● EXERCISE REQUIREMENTS
Scan the material and copy every line in which "range" appears.

---- ENTRIES

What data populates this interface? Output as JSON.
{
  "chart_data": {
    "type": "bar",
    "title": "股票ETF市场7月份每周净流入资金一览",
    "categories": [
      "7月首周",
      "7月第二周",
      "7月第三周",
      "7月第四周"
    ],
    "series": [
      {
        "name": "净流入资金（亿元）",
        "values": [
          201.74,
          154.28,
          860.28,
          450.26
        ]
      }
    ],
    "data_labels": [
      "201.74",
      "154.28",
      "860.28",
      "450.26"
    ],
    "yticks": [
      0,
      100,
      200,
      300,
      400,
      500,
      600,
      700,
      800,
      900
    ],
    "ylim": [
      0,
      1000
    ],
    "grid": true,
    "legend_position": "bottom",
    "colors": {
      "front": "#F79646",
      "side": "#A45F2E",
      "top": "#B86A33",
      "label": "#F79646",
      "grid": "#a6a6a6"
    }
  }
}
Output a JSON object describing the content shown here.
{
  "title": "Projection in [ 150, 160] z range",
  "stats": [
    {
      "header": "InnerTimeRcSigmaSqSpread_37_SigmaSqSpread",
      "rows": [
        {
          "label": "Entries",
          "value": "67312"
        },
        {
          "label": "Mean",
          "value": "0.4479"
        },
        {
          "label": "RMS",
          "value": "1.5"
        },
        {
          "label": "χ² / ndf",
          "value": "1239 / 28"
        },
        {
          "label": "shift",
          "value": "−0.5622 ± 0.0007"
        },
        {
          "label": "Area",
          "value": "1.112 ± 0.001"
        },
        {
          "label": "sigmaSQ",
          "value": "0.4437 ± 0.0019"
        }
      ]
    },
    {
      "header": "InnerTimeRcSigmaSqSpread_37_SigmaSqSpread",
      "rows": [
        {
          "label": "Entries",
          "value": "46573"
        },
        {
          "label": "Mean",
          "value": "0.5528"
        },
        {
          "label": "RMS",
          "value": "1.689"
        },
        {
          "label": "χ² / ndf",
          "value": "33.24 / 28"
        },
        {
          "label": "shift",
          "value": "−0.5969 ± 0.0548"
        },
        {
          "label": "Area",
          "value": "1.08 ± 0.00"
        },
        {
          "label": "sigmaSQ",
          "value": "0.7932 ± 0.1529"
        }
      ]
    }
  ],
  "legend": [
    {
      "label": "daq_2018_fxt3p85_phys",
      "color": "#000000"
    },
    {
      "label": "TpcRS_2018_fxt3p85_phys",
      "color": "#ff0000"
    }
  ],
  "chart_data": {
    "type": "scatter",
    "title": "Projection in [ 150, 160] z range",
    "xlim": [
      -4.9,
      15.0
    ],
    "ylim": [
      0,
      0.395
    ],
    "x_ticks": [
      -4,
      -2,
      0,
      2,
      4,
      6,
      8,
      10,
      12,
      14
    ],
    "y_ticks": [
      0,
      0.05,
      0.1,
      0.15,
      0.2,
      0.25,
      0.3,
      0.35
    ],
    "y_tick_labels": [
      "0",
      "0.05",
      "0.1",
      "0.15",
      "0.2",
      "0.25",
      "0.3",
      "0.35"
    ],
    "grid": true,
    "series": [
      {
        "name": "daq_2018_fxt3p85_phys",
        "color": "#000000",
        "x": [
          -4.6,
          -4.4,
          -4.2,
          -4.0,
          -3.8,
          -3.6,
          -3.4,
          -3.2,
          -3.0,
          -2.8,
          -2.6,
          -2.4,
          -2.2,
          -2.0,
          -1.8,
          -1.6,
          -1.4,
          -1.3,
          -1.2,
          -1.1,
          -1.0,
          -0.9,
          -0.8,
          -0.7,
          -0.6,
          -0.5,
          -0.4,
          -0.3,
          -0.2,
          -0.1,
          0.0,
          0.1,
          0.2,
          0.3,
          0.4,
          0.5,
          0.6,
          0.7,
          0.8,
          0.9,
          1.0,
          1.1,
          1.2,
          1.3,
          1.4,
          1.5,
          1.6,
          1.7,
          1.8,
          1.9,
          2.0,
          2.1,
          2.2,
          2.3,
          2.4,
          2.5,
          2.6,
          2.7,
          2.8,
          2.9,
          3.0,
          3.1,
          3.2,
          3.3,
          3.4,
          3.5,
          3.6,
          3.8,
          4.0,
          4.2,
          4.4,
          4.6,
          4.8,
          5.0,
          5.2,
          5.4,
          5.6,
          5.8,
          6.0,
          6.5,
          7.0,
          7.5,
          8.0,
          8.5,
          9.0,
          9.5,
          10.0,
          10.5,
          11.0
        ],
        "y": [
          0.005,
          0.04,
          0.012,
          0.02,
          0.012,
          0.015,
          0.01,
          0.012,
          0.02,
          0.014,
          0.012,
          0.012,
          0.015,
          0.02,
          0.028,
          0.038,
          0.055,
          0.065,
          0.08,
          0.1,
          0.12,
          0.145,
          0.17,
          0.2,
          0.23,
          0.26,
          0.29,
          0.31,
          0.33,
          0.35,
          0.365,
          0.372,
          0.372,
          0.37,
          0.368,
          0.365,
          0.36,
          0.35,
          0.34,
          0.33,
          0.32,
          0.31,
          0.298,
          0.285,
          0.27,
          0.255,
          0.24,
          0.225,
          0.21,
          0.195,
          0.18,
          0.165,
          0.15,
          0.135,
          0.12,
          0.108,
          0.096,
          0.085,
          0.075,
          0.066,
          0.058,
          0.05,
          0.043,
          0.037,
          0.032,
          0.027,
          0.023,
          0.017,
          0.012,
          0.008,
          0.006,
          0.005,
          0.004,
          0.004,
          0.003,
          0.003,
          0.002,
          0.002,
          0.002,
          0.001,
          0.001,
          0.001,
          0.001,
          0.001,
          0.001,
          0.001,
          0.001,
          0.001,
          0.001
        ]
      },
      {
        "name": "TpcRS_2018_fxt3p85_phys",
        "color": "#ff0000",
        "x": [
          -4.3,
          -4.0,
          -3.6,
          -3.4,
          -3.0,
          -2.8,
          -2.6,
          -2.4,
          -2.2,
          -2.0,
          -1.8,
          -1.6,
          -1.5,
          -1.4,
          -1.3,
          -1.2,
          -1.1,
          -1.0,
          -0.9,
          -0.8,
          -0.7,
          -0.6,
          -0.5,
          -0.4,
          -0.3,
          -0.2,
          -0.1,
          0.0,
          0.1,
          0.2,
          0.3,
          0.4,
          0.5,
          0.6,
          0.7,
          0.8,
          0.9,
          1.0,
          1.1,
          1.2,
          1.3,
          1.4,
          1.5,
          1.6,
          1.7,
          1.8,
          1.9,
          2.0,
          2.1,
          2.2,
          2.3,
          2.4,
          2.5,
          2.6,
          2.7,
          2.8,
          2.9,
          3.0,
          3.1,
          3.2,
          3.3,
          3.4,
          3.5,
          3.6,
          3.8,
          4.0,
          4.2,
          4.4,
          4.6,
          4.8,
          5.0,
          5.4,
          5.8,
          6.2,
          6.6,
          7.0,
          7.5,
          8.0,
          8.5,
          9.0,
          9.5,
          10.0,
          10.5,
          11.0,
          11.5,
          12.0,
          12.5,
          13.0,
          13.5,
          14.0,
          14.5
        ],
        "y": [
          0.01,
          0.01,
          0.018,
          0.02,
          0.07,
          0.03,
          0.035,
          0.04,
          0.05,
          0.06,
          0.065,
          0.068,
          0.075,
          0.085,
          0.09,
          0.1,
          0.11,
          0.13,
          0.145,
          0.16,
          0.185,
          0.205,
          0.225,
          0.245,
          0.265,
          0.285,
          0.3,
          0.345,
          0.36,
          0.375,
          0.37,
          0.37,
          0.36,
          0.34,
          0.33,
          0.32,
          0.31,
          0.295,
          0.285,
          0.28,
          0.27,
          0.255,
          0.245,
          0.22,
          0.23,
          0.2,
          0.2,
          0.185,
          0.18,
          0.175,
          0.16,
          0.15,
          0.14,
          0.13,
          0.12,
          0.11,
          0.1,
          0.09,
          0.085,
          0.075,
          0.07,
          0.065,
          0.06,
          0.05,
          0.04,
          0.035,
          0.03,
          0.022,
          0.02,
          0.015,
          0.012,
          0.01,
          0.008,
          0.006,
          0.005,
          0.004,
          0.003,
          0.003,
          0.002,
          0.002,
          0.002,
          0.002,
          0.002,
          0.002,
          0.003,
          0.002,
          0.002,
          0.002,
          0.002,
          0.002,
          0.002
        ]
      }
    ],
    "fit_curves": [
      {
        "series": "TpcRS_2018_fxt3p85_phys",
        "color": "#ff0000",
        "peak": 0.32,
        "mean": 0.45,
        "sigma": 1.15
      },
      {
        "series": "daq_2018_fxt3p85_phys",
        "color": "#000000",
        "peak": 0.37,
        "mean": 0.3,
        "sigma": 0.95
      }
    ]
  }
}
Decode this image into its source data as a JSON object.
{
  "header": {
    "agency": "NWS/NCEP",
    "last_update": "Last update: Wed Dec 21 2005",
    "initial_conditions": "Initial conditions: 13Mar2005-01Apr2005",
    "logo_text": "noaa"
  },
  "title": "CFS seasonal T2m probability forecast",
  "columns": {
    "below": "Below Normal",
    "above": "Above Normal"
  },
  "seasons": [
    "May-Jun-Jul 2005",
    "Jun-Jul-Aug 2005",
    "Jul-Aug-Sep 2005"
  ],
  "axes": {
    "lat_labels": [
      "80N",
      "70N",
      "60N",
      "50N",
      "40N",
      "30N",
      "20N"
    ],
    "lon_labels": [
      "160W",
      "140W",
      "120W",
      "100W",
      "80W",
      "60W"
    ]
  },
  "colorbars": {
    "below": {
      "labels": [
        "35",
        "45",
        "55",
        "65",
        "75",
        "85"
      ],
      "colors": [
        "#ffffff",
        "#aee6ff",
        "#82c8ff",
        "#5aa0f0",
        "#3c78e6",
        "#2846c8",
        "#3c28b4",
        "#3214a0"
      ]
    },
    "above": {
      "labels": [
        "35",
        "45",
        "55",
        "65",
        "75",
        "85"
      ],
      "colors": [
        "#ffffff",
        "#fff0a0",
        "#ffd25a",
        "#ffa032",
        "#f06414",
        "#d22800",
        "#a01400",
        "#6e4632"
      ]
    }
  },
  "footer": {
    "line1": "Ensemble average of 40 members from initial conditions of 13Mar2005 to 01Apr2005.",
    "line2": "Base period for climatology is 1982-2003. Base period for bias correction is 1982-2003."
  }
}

--------

● ANSWER TO THE TASK
  "title": "Projection in [ 150, 160] z range",
    "title": "Projection in [ 150, 160] z range",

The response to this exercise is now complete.